───── Working data
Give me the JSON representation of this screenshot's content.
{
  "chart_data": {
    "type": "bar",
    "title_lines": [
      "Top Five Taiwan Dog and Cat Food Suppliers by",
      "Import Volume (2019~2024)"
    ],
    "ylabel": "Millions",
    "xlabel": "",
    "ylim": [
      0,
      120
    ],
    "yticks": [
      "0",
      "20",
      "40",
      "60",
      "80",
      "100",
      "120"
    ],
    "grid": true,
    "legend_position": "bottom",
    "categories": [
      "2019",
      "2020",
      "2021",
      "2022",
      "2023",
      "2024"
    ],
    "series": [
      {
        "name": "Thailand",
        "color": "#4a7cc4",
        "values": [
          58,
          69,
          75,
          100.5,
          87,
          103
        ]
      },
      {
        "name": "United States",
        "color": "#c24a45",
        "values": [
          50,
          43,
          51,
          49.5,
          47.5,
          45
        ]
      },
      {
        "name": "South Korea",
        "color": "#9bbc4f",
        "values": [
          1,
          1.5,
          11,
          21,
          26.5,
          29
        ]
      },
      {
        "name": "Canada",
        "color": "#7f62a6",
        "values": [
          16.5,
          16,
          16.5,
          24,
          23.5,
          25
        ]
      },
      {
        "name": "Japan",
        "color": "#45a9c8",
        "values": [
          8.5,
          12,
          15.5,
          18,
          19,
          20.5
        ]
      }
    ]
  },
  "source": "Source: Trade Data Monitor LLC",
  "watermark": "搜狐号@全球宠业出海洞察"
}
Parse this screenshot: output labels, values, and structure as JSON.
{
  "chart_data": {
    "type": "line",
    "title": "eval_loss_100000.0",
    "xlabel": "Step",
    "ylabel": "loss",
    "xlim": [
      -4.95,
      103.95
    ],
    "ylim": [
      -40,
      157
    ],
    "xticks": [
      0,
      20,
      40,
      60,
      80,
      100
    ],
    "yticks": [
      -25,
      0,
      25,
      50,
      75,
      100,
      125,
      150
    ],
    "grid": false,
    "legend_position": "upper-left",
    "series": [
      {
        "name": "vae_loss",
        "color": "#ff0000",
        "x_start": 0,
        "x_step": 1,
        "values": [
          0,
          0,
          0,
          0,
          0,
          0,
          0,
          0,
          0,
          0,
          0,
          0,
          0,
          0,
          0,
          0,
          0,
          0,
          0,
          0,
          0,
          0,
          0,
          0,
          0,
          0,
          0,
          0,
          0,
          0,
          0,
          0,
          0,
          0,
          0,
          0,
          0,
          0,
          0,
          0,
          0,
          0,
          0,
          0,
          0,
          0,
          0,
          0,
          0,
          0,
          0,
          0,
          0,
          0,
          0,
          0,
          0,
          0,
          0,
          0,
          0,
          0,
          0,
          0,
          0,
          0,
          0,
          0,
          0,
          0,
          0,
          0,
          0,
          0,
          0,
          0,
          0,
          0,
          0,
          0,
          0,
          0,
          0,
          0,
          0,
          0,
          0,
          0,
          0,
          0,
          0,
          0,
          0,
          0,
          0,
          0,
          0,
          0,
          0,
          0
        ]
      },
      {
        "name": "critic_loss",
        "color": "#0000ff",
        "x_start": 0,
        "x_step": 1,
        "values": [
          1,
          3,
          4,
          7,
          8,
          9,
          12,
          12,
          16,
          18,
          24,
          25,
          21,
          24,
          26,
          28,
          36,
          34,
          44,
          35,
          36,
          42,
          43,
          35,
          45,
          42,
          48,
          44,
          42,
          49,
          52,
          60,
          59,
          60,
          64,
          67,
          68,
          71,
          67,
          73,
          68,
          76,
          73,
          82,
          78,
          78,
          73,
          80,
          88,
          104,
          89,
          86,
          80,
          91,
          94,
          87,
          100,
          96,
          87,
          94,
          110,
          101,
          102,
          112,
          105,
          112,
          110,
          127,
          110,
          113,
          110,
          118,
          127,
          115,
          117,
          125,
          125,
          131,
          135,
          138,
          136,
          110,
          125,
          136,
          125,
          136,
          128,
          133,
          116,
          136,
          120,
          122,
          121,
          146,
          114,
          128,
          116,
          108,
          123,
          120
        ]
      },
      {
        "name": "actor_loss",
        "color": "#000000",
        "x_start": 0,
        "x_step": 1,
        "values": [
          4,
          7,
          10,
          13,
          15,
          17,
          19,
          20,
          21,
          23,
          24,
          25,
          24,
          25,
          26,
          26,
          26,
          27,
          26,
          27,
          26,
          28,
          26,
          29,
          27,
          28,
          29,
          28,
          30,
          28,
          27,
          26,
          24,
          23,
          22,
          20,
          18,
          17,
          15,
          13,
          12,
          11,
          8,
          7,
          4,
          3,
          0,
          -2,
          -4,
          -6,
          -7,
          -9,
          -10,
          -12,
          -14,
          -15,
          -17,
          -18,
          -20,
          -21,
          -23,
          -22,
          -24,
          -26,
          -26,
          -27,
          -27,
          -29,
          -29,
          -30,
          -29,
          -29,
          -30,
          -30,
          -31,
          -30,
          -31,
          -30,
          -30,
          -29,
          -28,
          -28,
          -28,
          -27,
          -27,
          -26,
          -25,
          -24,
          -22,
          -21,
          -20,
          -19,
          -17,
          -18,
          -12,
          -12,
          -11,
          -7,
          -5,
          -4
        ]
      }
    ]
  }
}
──────────
*What you are asked to do*.
Extract all lines as given.

*Solution to the exercise*.
Give me the JSON representation of this screenshot's content.
{
  "chart_data": {
    "type": "bar",
    "title_lines": [
      "Top Five Taiwan Dog and Cat Food Suppliers by",
      "Import Volume (2019~2024)"
    ],
    "ylabel": "Millions",
    "xlabel": "",
    "ylim": [
      0,
      120
    ],
    "yticks": [
      "0",
      "20",
      "40",
      "60",
      "80",
      "100",
      "120"
    ],
    "grid": true,
    "legend_position": "bottom",
    "categories": [
      "2019",
      "2020",
      "2021",
      "2022",
      "2023",
      "2024"
    ],
    "series": [
      {
        "name": "Thailand",
        "color": "#4a7cc4",
        "values": [
          58,
          69,
          75,
          100.5,
          87,
          103
        ]
      },
      {
        "name": "United States",
        "color": "#c24a45",
        "values": [
          50,
          43,
          51,
          49.5,
          47.5,
          45
        ]
      },
      {
        "name": "South Korea",
        "color": "#9bbc4f",
        "values": [
          1,
          1.5,
          11,
          21,
          26.5,
          29
        ]
      },
      {
        "name": "Canada",
        "color": "#7f62a6",
        "values": [
          16.5,
          16,
          16.5,
          24,
          23.5,
          25
        ]
      },
      {
        "name": "Japan",
        "color": "#45a9c8",
        "values": [
          8.5,
          12,
          15.5,
          18,
          19,
          20.5
        ]
      }
    ]
  },
  "source": "Source: Trade Data Monitor LLC",
  "watermark": "搜狐号@全球宠业出海洞察"
}
Parse this screenshot: output labels, values, and structure as JSON.
{
  "chart_data": {
    "type": "line",
    "title": "eval_loss_100000.0",
    "xlabel": "Step",
    "ylabel": "loss",
    "xlim": [
      -4.95,
      103.95
    ],
    "ylim": [
      -40,
      157
    ],
    "xticks": [
      0,
      20,
      40,
      60,
      80,
      100
    ],
    "yticks": [
      -25,
      0,
      25,
      50,
      75,
      100,
      125,
      150
    ],
    "grid": false,
    "legend_position": "upper-left",
    "series": [
      {
        "name": "vae_loss",
        "color": "#ff0000",
        "x_start": 0,
        "x_step": 1,
        "values": [
          0,
          0,
          0,
          0,
          0,
          0,
          0,
          0,
          0,
          0,
          0,
          0,
          0,
          0,
          0,
          0,
          0,
          0,
          0,
          0,
          0,
          0,
          0,
          0,
          0,
          0,
          0,
          0,
          0,
          0,
          0,
          0,
          0,
          0,
          0,
          0,
          0,
          0,
          0,
          0,
          0,
          0,
          0,
          0,
          0,
          0,
          0,
          0,
          0,
          0,
          0,
          0,
          0,
          0,
          0,
          0,
          0,
          0,
          0,
          0,
          0,
          0,
          0,
          0,
          0,
          0,
          0,
          0,
          0,
          0,
          0,
          0,
          0,
          0,
          0,
          0,
          0,
          0,
          0,
          0,
          0,
          0,
          0,
          0,
          0,
          0,
          0,
          0,
          0,
          0,
          0,
          0,
          0,
          0,
          0,
          0,
          0,
          0,
          0,
          0
        ]
      },
      {
        "name": "critic_loss",
        "color": "#0000ff",
        "x_start": 0,
        "x_step": 1,
        "values": [
          1,
          3,
          4,
          7,
          8,
          9,
          12,
          12,
          16,
          18,
          24,
          25,
          21,
          24,
          26,
          28,
          36,
          34,
          44,
          35,
          36,
          42,
          43,
          35,
          45,
          42,
          48,
          44,
          42,
          49,
          52,
          60,
          59,
          60,
          64,
          67,
          68,
          71,
          67,
          73,
          68,
          76,
          73,
          82,
          78,
          78,
          73,
          80,
          88,
          104,
          89,
          86,
          80,
          91,
          94,
          87,
          100,
          96,
          87,
          94,
          110,
          101,
          102,
          112,
          105,
          112,
          110,
          127,
          110,
          113,
          110,
          118,
          127,
          115,
          117,
          125,
          125,
          131,
          135,
          138,
          136,
          110,
          125,
          136,
          125,
          136,
          128,
          133,
          116,
          136,
          120,
          122,
          121,
          146,
          114,
          128,
          116,
          108,
          123,
          120
        ]
      },
      {
        "name": "actor_loss",
        "color": "#000000",
        "x_start": 0,
        "x_step": 1,
        "values": [
          4,
          7,
          10,
          13,
          15,
          17,
          19,
          20,
          21,
          23,
          24,
          25,
          24,
          25,
          26,
          26,
          26,
          27,
          26,
          27,
          26,
          28,
          26,
          29,
          27,
          28,
          29,
          28,
          30,
          28,
          27,
          26,
          24,
          23,
          22,
          20,
          18,
          17,
          15,
          13,
          12,
          11,
          8,
          7,
          4,
          3,
          0,
          -2,
          -4,
          -6,
          -7,
          -9,
          -10,
          -12,
          -14,
          -15,
          -17,
          -18,
          -20,
          -21,
          -23,
          -22,
          -24,
          -26,
          -26,
          -27,
          -27,
          -29,
          -29,
          -30,
          -29,
          -29,
          -30,
          -30,
          -31,
          -30,
          -31,
          -30,
          -30,
          -29,
          -28,
          -28,
          -28,
          -27,
          -27,
          -26,
          -25,
          -24,
          -22,
          -21,
          -20,
          -19,
          -17,
          -18,
          -12,
          -12,
          -11,
          -7,
          -5,
          -4
        ]
      }
    ]
  }
}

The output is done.